§ Dataset rows:
====================

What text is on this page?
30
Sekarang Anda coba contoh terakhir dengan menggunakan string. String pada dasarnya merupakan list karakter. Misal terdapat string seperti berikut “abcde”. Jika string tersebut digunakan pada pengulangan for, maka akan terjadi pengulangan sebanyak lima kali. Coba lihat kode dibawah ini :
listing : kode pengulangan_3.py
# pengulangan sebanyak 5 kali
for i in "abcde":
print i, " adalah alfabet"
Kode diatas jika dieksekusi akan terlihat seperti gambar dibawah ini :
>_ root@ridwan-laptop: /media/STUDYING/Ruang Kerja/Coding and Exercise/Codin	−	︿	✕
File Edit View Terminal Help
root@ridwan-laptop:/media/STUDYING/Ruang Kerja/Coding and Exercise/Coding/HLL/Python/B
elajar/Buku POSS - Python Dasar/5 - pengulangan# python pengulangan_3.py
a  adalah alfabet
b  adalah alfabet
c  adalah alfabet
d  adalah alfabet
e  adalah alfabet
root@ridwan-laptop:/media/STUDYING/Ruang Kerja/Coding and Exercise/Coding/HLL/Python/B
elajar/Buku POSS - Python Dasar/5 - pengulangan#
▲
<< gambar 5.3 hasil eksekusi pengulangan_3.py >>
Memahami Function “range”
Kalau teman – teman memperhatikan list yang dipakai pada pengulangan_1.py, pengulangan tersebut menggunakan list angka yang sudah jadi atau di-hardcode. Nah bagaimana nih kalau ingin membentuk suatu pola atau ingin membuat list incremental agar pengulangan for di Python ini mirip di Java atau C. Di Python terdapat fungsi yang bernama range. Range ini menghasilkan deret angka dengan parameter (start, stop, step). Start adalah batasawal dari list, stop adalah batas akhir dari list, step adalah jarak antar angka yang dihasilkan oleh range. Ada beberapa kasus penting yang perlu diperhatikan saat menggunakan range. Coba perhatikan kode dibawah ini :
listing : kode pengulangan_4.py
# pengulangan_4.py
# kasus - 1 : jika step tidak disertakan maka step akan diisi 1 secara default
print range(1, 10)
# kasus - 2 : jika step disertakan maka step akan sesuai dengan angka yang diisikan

====================

§ Short problem: Where a line in the entries holds "listing", copy that line.

§ Reply:
listing : kode pengulangan_3.py
listing : kode pengulangan_4.py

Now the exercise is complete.